WHAT IS NEEDED:
Write out each record below exactly as it appears, with no pictures.

EXTRACTED ENTRIES:
╔══

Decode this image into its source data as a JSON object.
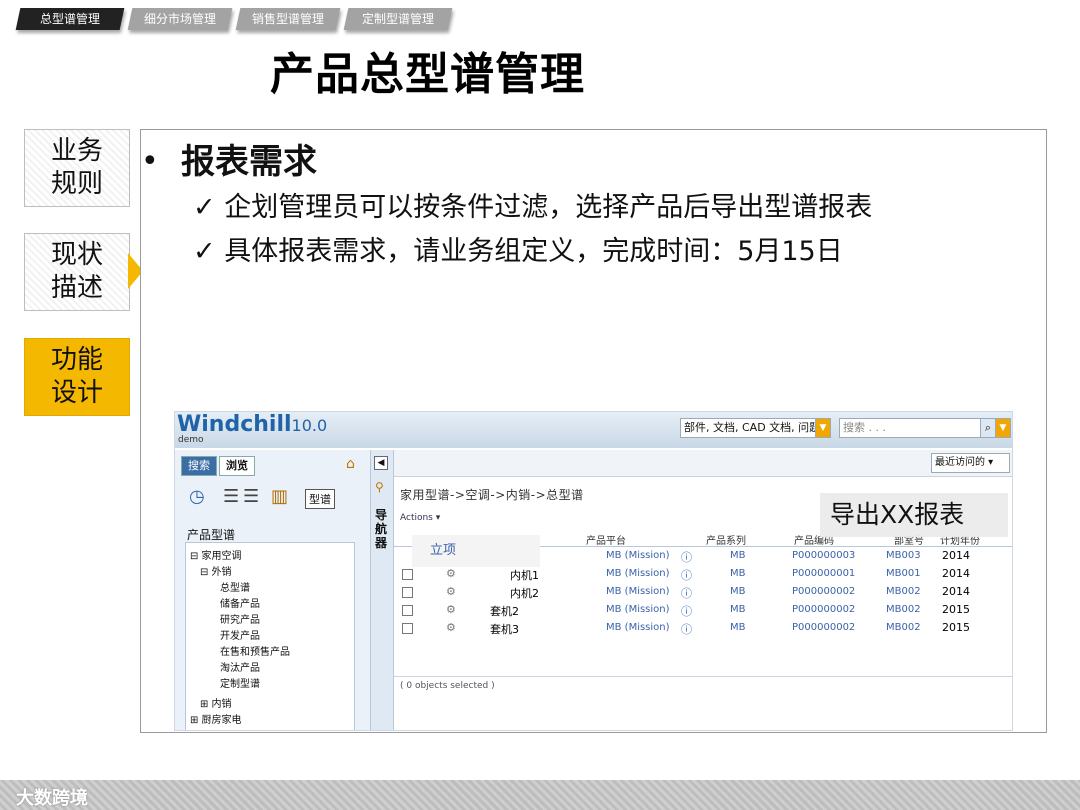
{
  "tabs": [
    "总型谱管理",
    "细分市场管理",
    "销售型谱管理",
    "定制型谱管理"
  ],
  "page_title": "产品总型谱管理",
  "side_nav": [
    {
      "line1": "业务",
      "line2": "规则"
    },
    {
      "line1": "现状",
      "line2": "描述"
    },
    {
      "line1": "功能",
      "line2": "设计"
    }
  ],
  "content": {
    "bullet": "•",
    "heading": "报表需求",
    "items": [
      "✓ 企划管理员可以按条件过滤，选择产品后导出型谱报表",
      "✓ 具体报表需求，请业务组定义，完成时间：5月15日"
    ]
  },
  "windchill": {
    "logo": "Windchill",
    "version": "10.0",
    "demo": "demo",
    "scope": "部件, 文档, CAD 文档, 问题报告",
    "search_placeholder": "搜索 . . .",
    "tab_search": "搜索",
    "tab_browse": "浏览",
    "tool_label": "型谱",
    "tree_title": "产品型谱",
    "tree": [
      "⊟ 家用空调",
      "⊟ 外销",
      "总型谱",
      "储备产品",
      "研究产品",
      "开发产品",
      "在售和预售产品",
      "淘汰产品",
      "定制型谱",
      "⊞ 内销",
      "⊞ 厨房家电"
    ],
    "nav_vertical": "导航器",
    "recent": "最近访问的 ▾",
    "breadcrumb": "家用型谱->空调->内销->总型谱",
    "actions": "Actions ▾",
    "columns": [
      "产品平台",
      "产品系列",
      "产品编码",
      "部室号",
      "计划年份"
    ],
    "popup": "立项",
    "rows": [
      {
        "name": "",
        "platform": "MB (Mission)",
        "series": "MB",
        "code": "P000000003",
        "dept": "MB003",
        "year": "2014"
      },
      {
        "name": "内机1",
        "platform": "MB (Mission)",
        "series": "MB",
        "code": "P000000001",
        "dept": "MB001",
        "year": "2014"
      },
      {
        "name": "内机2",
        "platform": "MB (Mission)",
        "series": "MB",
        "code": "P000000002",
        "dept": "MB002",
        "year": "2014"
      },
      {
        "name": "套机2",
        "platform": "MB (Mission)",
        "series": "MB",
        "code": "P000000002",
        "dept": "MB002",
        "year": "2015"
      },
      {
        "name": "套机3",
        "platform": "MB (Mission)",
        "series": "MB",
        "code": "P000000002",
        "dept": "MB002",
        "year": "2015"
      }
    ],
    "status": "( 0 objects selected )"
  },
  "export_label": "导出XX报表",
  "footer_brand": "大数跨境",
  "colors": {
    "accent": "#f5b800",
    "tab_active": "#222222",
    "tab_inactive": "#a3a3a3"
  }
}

╚══

SOLUTION TO THIS PROBLEM:
Decode this image into its source data as a JSON object.
{
  "tabs": [
    "总型谱管理",
    "细分市场管理",
    "销售型谱管理",
    "定制型谱管理"
  ],
  "page_title": "产品总型谱管理",
  "side_nav": [
    {
      "line1": "业务",
      "line2": "规则"
    },
    {
      "line1": "现状",
      "line2": "描述"
    },
    {
      "line1": "功能",
      "line2": "设计"
    }
  ],
  "content": {
    "bullet": "•",
    "heading": "报表需求",
    "items": [
      "✓ 企划管理员可以按条件过滤，选择产品后导出型谱报表",
      "✓ 具体报表需求，请业务组定义，完成时间：5月15日"
    ]
  },
  "windchill": {
    "logo": "Windchill",
    "version": "10.0",
    "demo": "demo",
    "scope": "部件, 文档, CAD 文档, 问题报告",
    "search_placeholder": "搜索 . . .",
    "tab_search": "搜索",
    "tab_browse": "浏览",
    "tool_label": "型谱",
    "tree_title": "产品型谱",
    "tree": [
      "⊟ 家用空调",
      "⊟ 外销",
      "总型谱",
      "储备产品",
      "研究产品",
      "开发产品",
      "在售和预售产品",
      "淘汰产品",
      "定制型谱",
      "⊞ 内销",
      "⊞ 厨房家电"
    ],
    "nav_vertical": "导航器",
    "recent": "最近访问的 ▾",
    "breadcrumb": "家用型谱->空调->内销->总型谱",
    "actions": "Actions ▾",
    "columns": [
      "产品平台",
      "产品系列",
      "产品编码",
      "部室号",
      "计划年份"
    ],
    "popup": "立项",
    "rows": [
      {
        "name": "",
        "platform": "MB (Mission)",
        "series": "MB",
        "code": "P000000003",
        "dept": "MB003",
        "year": "2014"
      },
      {
        "name": "内机1",
        "platform": "MB (Mission)",
        "series": "MB",
        "code": "P000000001",
        "dept": "MB001",
        "year": "2014"
      },
      {
        "name": "内机2",
        "platform": "MB (Mission)",
        "series": "MB",
        "code": "P000000002",
        "dept": "MB002",
        "year": "2014"
      },
      {
        "name": "套机2",
        "platform": "MB (Mission)",
        "series": "MB",
        "code": "P000000002",
        "dept": "MB002",
        "year": "2015"
      },
      {
        "name": "套机3",
        "platform": "MB (Mission)",
        "series": "MB",
        "code": "P000000002",
        "dept": "MB002",
        "year": "2015"
      }
    ],
    "status": "( 0 objects selected )"
  },
  "export_label": "导出XX报表",
  "footer_brand": "大数跨境",
  "colors": {
    "accent": "#f5b800",
    "tab_active": "#222222",
    "tab_inactive": "#a3a3a3"
  }
}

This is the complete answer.